▸ **TASK GOAL**: Return the whole listing, keeping every character the same.

** start of PROVIDED ENTRIES **

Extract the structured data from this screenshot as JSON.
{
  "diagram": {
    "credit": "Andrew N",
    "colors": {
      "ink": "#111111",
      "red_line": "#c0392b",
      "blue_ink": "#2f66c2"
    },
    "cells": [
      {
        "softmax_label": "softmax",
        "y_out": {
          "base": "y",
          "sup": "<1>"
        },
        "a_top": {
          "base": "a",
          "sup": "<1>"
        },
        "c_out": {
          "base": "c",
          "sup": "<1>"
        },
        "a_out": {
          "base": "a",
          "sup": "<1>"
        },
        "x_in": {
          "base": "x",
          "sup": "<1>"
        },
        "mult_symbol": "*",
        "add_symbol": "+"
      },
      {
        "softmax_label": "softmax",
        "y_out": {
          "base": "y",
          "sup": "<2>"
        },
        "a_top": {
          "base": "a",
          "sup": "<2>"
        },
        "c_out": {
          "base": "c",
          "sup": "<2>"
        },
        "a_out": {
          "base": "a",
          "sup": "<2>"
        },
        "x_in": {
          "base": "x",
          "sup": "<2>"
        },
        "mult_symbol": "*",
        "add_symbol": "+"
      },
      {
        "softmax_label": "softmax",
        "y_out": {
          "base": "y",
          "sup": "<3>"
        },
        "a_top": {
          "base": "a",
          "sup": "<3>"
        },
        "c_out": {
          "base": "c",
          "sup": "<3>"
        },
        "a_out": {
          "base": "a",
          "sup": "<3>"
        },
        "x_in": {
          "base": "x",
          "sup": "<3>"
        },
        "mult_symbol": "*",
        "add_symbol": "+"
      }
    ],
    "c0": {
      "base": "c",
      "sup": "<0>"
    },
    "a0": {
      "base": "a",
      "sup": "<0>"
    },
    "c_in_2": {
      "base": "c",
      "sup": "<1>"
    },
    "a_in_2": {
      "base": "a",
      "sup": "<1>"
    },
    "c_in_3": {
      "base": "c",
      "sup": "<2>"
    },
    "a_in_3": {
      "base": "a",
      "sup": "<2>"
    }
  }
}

** end of PROVIDED ENTRIES **

▸ **RESULT OF THIS TASK**:
Extract the structured data from this screenshot as JSON.
{
  "diagram": {
    "credit": "Andrew N",
    "colors": {
      "ink": "#111111",
      "red_line": "#c0392b",
      "blue_ink": "#2f66c2"
    },
    "cells": [
      {
        "softmax_label": "softmax",
        "y_out": {
          "base": "y",
          "sup": "<1>"
        },
        "a_top": {
          "base": "a",
          "sup": "<1>"
        },
        "c_out": {
          "base": "c",
          "sup": "<1>"
        },
        "a_out": {
          "base": "a",
          "sup": "<1>"
        },
        "x_in": {
          "base": "x",
          "sup": "<1>"
        },
        "mult_symbol": "*",
        "add_symbol": "+"
      },
      {
        "softmax_label": "softmax",
        "y_out": {
          "base": "y",
          "sup": "<2>"
        },
        "a_top": {
          "base": "a",
          "sup": "<2>"
        },
        "c_out": {
          "base": "c",
          "sup": "<2>"
        },
        "a_out": {
          "base": "a",
          "sup": "<2>"
        },
        "x_in": {
          "base": "x",
          "sup": "<2>"
        },
        "mult_symbol": "*",
        "add_symbol": "+"
      },
      {
        "softmax_label": "softmax",
        "y_out": {
          "base": "y",
          "sup": "<3>"
        },
        "a_top": {
          "base": "a",
          "sup": "<3>"
        },
        "c_out": {
          "base": "c",
          "sup": "<3>"
        },
        "a_out": {
          "base": "a",
          "sup": "<3>"
        },
        "x_in": {
          "base": "x",
          "sup": "<3>"
        },
        "mult_symbol": "*",
        "add_symbol": "+"
      }
    ],
    "c0": {
      "base": "c",
      "sup": "<0>"
    },
    "a0": {
      "base": "a",
      "sup": "<0>"
    },
    "c_in_2": {
      "base": "c",
      "sup": "<1>"
    },
    "a_in_2": {
      "base": "a",
      "sup": "<1>"
    },
    "c_in_3": {
      "base": "c",
      "sup": "<2>"
    },
    "a_in_3": {
      "base": "a",
      "sup": "<2>"
    }
  }
}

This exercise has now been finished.